Identify the lines containing the word "content". Copy each one.

### SUPPLIED DATA:
□ □ □
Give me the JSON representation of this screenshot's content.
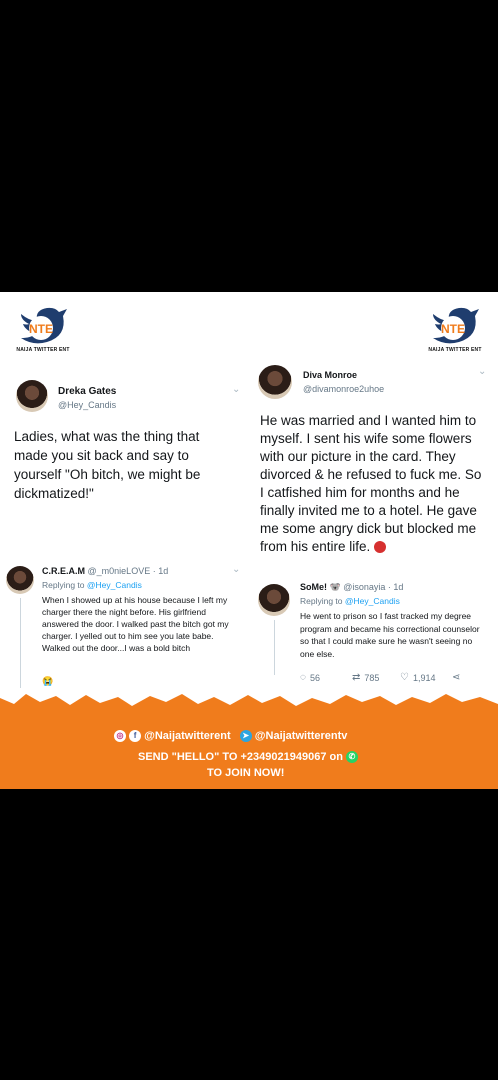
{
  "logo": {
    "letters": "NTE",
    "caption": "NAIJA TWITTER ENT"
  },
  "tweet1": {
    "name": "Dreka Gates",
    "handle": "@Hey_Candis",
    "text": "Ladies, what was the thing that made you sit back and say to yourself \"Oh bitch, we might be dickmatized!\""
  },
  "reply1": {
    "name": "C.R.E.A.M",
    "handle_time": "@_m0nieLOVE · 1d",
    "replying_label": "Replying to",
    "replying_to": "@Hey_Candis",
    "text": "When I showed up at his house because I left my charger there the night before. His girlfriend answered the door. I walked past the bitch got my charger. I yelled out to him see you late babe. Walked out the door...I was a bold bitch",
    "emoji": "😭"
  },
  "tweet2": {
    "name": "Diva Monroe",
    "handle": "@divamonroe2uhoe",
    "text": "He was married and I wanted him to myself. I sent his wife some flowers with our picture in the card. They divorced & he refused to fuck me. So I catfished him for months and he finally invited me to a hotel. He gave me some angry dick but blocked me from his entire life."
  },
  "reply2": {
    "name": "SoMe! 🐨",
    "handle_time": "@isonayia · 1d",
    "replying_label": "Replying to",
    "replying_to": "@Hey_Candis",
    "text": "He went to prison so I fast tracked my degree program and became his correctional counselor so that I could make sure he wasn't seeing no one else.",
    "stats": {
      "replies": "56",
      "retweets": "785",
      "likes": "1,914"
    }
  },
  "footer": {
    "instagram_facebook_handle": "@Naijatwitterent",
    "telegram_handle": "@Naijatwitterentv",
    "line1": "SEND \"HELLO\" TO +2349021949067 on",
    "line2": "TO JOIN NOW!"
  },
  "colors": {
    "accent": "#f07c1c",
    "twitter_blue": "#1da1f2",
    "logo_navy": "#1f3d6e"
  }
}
□ □ □
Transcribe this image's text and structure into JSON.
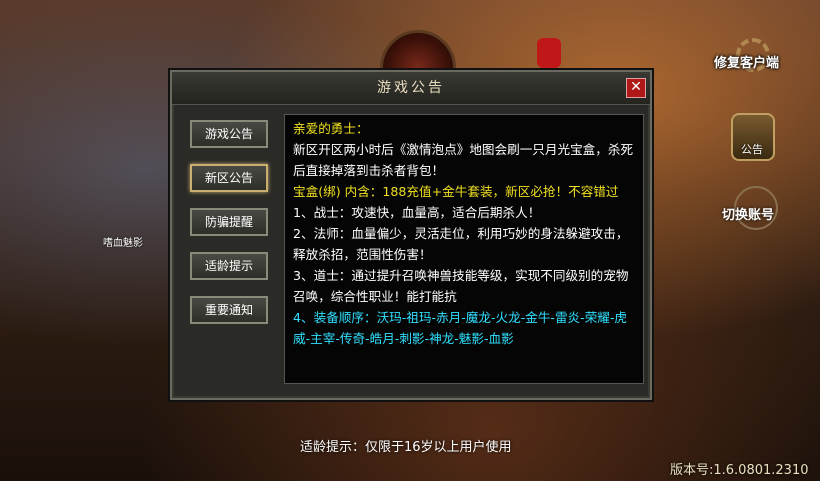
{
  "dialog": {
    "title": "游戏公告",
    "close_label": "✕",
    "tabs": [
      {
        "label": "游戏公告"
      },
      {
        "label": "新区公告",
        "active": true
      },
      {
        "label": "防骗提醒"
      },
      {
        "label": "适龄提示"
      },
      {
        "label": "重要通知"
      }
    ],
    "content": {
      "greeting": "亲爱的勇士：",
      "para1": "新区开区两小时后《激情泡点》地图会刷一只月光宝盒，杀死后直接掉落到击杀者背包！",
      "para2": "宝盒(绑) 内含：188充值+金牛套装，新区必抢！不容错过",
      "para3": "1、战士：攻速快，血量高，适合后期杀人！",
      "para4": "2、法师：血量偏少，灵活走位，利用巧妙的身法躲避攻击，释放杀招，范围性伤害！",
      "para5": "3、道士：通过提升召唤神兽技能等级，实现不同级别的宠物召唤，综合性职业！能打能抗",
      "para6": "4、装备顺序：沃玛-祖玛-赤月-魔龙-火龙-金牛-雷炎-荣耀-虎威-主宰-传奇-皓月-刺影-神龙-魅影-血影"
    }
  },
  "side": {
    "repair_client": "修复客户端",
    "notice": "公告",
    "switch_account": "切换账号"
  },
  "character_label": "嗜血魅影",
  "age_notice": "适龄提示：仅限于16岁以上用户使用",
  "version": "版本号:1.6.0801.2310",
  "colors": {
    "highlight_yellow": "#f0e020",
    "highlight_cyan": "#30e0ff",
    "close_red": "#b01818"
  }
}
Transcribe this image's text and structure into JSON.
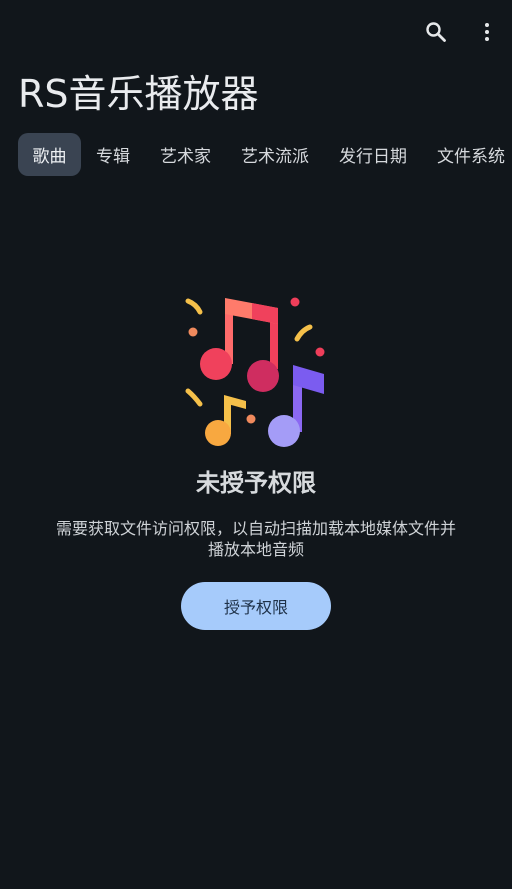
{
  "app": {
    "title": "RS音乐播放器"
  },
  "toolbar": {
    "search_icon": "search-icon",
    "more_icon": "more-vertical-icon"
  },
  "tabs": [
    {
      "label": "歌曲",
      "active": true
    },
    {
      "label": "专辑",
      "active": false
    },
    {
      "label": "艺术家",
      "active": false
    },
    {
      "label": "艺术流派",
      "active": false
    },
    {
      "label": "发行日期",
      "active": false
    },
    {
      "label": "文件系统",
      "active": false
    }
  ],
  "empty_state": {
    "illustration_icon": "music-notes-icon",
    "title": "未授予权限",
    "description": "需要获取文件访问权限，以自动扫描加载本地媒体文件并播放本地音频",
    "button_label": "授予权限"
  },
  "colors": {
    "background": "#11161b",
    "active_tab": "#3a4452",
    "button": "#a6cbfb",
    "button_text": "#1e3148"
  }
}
□ □ □
### WRITTEN ANSWER:
Give me the JSON representation of this screenshot's content.
    "content": {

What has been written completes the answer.